>> START
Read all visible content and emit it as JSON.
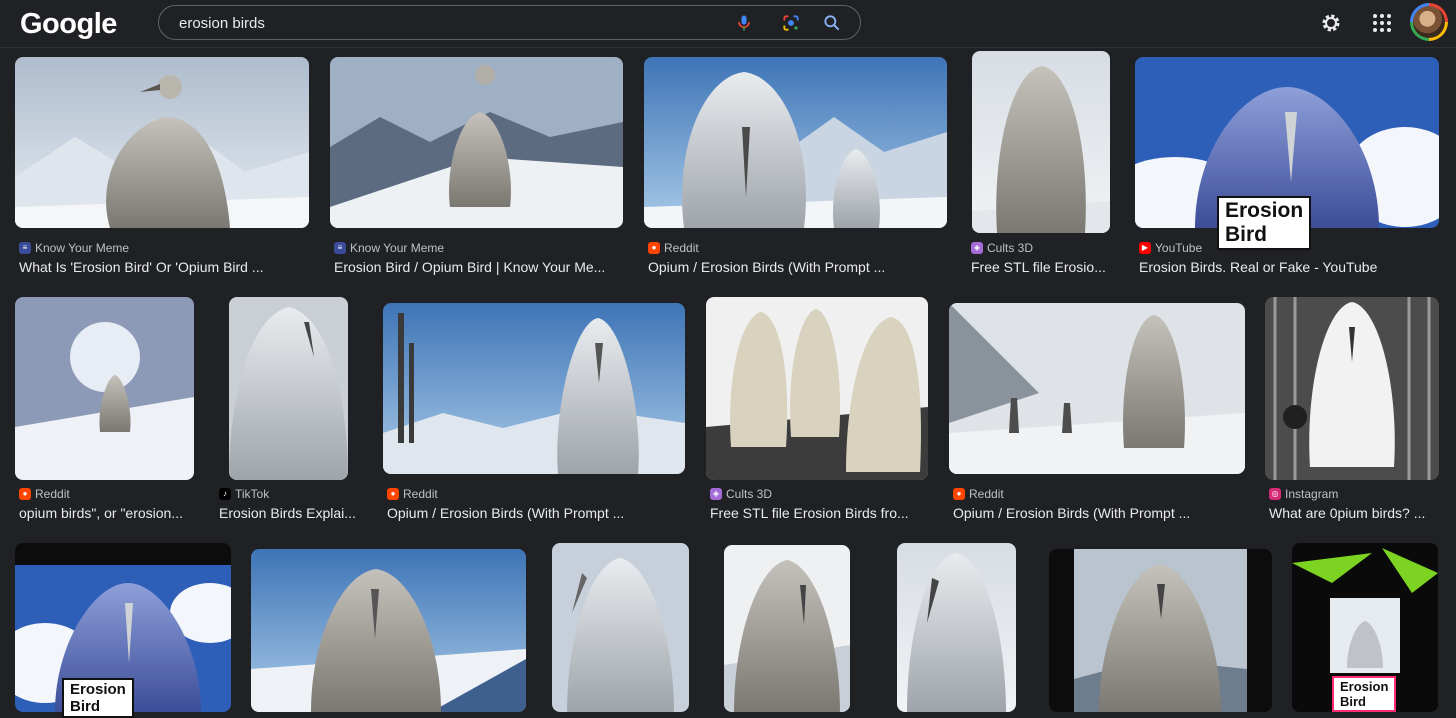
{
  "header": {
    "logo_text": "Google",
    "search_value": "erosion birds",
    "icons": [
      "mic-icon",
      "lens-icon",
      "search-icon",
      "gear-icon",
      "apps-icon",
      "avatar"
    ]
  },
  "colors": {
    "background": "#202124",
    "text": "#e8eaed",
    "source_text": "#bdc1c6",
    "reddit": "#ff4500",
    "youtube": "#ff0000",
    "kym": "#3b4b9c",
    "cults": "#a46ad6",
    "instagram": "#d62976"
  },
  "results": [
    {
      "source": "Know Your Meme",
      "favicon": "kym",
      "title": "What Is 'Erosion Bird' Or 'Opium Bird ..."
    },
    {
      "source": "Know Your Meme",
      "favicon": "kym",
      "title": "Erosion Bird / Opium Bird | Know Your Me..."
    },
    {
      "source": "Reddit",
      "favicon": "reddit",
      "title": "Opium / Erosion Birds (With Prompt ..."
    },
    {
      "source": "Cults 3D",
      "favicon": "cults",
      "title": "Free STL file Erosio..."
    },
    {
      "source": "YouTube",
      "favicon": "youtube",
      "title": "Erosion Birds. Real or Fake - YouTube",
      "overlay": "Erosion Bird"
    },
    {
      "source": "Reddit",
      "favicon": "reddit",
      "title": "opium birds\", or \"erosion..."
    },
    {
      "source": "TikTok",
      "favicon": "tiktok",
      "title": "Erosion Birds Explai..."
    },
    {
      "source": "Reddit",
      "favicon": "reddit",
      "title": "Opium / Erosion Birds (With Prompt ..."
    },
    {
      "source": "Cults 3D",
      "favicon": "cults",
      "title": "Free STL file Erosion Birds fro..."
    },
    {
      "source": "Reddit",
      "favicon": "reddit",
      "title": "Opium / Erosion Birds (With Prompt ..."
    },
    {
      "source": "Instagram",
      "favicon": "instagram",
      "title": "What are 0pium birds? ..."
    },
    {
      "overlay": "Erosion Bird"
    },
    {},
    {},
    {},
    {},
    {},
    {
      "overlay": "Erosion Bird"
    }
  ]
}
>> END
>> START
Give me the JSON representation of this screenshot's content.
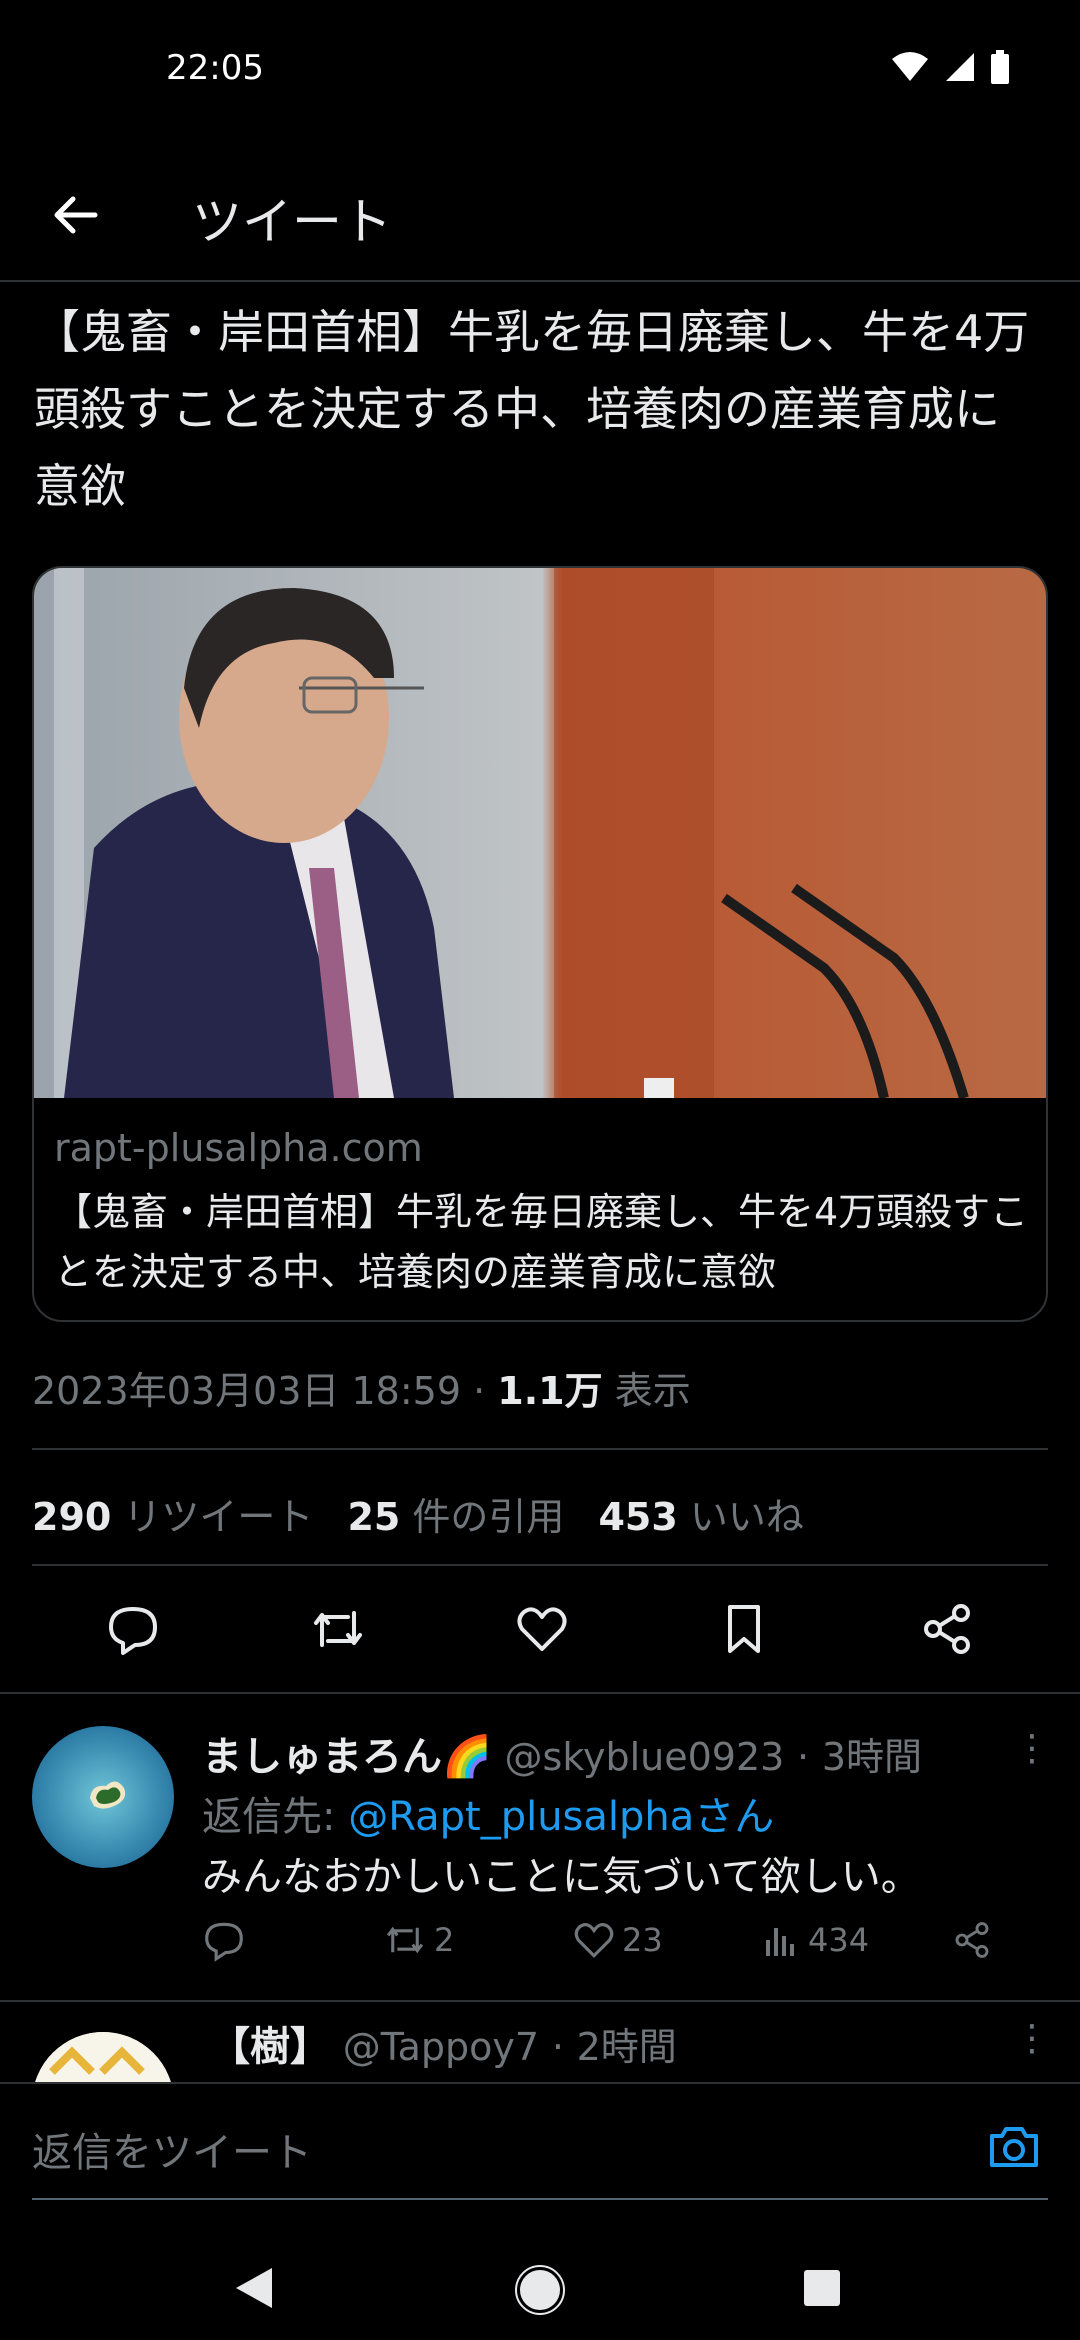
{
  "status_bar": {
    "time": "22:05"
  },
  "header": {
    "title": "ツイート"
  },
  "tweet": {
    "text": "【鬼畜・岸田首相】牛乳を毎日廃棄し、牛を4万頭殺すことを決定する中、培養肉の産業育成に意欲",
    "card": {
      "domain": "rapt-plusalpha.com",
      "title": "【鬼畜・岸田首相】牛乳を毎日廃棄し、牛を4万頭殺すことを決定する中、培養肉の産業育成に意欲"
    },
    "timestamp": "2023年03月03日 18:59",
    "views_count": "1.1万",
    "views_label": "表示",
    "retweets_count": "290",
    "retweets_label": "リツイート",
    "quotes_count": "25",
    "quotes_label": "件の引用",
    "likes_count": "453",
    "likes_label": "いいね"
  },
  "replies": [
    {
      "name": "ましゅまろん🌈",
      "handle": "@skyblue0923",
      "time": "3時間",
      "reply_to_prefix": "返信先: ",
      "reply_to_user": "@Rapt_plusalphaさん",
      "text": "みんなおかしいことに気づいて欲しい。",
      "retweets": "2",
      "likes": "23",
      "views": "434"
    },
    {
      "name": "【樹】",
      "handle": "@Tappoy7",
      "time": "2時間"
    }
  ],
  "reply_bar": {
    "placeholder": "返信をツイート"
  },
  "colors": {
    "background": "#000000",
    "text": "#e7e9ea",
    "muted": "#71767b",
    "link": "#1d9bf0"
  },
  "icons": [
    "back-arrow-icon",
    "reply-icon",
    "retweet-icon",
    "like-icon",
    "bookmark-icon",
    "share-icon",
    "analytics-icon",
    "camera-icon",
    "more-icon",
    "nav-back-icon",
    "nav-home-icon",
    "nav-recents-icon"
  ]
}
>> END
■ Exercise instructions
Return each line of the listing that holds the string "handle".

■ Full answer
      "handle": "@skyblue0923",
      "handle": "@Tappoy7",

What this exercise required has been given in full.